§ **Required work**
Transcribe the records that follow, preserving every word.

§ **Records supplied**
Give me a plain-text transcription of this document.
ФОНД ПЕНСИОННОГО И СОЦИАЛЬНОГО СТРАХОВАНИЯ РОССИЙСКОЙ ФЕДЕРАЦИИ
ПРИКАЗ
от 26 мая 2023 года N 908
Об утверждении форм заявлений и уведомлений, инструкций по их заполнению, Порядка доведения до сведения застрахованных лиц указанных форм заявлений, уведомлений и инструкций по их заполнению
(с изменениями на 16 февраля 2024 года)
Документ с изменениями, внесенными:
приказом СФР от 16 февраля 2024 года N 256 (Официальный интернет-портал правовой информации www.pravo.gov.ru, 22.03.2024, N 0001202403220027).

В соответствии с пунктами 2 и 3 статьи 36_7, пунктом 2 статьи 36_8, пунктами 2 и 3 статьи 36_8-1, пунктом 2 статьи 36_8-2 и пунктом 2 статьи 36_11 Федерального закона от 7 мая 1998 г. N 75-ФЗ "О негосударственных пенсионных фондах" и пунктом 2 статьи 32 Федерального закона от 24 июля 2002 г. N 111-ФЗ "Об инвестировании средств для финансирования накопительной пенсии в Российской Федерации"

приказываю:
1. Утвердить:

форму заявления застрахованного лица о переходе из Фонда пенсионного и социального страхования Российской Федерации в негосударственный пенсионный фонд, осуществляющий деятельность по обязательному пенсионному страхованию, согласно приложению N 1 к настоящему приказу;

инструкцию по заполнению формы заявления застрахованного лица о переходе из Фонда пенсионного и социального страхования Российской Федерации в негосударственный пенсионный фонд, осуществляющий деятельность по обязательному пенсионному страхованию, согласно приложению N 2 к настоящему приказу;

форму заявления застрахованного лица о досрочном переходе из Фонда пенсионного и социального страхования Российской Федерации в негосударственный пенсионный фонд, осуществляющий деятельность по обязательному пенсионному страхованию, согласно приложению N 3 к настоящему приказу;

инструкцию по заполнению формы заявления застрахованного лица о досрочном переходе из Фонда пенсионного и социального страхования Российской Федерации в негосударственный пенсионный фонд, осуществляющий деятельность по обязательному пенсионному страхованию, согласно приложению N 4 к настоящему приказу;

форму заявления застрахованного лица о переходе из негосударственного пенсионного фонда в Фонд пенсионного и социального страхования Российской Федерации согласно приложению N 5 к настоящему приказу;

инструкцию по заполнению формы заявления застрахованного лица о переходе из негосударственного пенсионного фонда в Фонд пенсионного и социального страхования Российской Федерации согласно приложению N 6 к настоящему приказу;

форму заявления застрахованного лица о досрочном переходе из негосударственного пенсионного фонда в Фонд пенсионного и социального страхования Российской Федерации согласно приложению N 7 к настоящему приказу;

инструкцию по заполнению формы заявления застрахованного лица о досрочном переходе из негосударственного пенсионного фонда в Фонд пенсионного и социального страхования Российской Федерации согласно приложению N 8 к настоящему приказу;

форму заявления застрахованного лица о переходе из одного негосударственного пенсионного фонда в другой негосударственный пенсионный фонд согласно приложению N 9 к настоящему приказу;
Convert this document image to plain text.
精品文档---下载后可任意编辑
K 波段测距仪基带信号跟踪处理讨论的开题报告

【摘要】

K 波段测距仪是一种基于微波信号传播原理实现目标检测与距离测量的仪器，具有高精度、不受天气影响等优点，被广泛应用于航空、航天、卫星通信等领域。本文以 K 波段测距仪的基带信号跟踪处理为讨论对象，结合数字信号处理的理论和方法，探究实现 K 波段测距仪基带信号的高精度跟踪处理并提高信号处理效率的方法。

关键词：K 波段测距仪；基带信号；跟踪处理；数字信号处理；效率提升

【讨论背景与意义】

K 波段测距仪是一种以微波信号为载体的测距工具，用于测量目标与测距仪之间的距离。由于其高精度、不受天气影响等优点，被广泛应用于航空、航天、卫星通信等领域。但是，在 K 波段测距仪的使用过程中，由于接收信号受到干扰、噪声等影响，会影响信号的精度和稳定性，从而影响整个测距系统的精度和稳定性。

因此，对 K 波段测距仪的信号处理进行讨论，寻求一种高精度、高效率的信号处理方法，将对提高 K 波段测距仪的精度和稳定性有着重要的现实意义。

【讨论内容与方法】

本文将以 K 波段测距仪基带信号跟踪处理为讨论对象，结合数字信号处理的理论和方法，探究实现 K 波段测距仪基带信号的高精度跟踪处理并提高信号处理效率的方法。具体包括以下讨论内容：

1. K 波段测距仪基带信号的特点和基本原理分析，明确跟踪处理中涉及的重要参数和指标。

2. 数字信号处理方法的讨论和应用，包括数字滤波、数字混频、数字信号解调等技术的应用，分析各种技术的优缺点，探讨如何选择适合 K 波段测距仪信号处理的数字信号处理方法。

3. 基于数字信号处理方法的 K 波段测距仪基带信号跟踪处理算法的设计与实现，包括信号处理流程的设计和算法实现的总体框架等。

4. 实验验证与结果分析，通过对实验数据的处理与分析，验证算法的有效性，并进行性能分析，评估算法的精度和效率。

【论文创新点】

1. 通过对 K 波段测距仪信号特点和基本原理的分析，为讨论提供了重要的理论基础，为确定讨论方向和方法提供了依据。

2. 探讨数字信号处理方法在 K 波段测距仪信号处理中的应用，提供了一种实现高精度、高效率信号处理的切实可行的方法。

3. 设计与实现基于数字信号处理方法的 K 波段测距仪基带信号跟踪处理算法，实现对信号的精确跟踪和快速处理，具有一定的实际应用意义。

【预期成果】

§ **Correct response**
Give me a plain-text transcription of this document.
ФОНД ПЕНСИОННОГО И СОЦИАЛЬНОГО СТРАХОВАНИЯ РОССИЙСКОЙ ФЕДЕРАЦИИ
ПРИКАЗ
от 26 мая 2023 года N 908
Об утверждении форм заявлений и уведомлений, инструкций по их заполнению, Порядка доведения до сведения застрахованных лиц указанных форм заявлений, уведомлений и инструкций по их заполнению
(с изменениями на 16 февраля 2024 года)
Документ с изменениями, внесенными:
приказом СФР от 16 февраля 2024 года N 256 (Официальный интернет-портал правовой информации www.pravo.gov.ru, 22.03.2024, N 0001202403220027).

В соответствии с пунктами 2 и 3 статьи 36_7, пунктом 2 статьи 36_8, пунктами 2 и 3 статьи 36_8-1, пунктом 2 статьи 36_8-2 и пунктом 2 статьи 36_11 Федерального закона от 7 мая 1998 г. N 75-ФЗ "О негосударственных пенсионных фондах" и пунктом 2 статьи 32 Федерального закона от 24 июля 2002 г. N 111-ФЗ "Об инвестировании средств для финансирования накопительной пенсии в Российской Федерации"

приказываю:
1. Утвердить:

форму заявления застрахованного лица о переходе из Фонда пенсионного и социального страхования Российской Федерации в негосударственный пенсионный фонд, осуществляющий деятельность по обязательному пенсионному страхованию, согласно приложению N 1 к настоящему приказу;

инструкцию по заполнению формы заявления застрахованного лица о переходе из Фонда пенсионного и социального страхования Российской Федерации в негосударственный пенсионный фонд, осуществляющий деятельность по обязательному пенсионному страхованию, согласно приложению N 2 к настоящему приказу;

форму заявления застрахованного лица о досрочном переходе из Фонда пенсионного и социального страхования Российской Федерации в негосударственный пенсионный фонд, осуществляющий деятельность по обязательному пенсионному страхованию, согласно приложению N 3 к настоящему приказу;

инструкцию по заполнению формы заявления застрахованного лица о досрочном переходе из Фонда пенсионного и социального страхования Российской Федерации в негосударственный пенсионный фонд, осуществляющий деятельность по обязательному пенсионному страхованию, согласно приложению N 4 к настоящему приказу;

форму заявления застрахованного лица о переходе из негосударственного пенсионного фонда в Фонд пенсионного и социального страхования Российской Федерации согласно приложению N 5 к настоящему приказу;

инструкцию по заполнению формы заявления застрахованного лица о переходе из негосударственного пенсионного фонда в Фонд пенсионного и социального страхования Российской Федерации согласно приложению N 6 к настоящему приказу;

форму заявления застрахованного лица о досрочном переходе из негосударственного пенсионного фонда в Фонд пенсионного и социального страхования Российской Федерации согласно приложению N 7 к настоящему приказу;

инструкцию по заполнению формы заявления застрахованного лица о досрочном переходе из негосударственного пенсионного фонда в Фонд пенсионного и социального страхования Российской Федерации согласно приложению N 8 к настоящему приказу;

форму заявления застрахованного лица о переходе из одного негосударственного пенсионного фонда в другой негосударственный пенсионный фонд согласно приложению N 9 к настоящему приказу;
Convert this document image to plain text.
精品文档---下载后可任意编辑
K 波段测距仪基带信号跟踪处理讨论的开题报告

【摘要】

K 波段测距仪是一种基于微波信号传播原理实现目标检测与距离测量的仪器，具有高精度、不受天气影响等优点，被广泛应用于航空、航天、卫星通信等领域。本文以 K 波段测距仪的基带信号跟踪处理为讨论对象，结合数字信号处理的理论和方法，探究实现 K 波段测距仪基带信号的高精度跟踪处理并提高信号处理效率的方法。

关键词：K 波段测距仪；基带信号；跟踪处理；数字信号处理；效率提升

【讨论背景与意义】

K 波段测距仪是一种以微波信号为载体的测距工具，用于测量目标与测距仪之间的距离。由于其高精度、不受天气影响等优点，被广泛应用于航空、航天、卫星通信等领域。但是，在 K 波段测距仪的使用过程中，由于接收信号受到干扰、噪声等影响，会影响信号的精度和稳定性，从而影响整个测距系统的精度和稳定性。

因此，对 K 波段测距仪的信号处理进行讨论，寻求一种高精度、高效率的信号处理方法，将对提高 K 波段测距仪的精度和稳定性有着重要的现实意义。

【讨论内容与方法】

本文将以 K 波段测距仪基带信号跟踪处理为讨论对象，结合数字信号处理的理论和方法，探究实现 K 波段测距仪基带信号的高精度跟踪处理并提高信号处理效率的方法。具体包括以下讨论内容：

1. K 波段测距仪基带信号的特点和基本原理分析，明确跟踪处理中涉及的重要参数和指标。

2. 数字信号处理方法的讨论和应用，包括数字滤波、数字混频、数字信号解调等技术的应用，分析各种技术的优缺点，探讨如何选择适合 K 波段测距仪信号处理的数字信号处理方法。

3. 基于数字信号处理方法的 K 波段测距仪基带信号跟踪处理算法的设计与实现，包括信号处理流程的设计和算法实现的总体框架等。

4. 实验验证与结果分析，通过对实验数据的处理与分析，验证算法的有效性，并进行性能分析，评估算法的精度和效率。

【论文创新点】

1. 通过对 K 波段测距仪信号特点和基本原理的分析，为讨论提供了重要的理论基础，为确定讨论方向和方法提供了依据。

2. 探讨数字信号处理方法在 K 波段测距仪信号处理中的应用，提供了一种实现高精度、高效率信号处理的切实可行的方法。

3. 设计与实现基于数字信号处理方法的 K 波段测距仪基带信号跟踪处理算法，实现对信号的精确跟踪和快速处理，具有一定的实际应用意义。

【预期成果】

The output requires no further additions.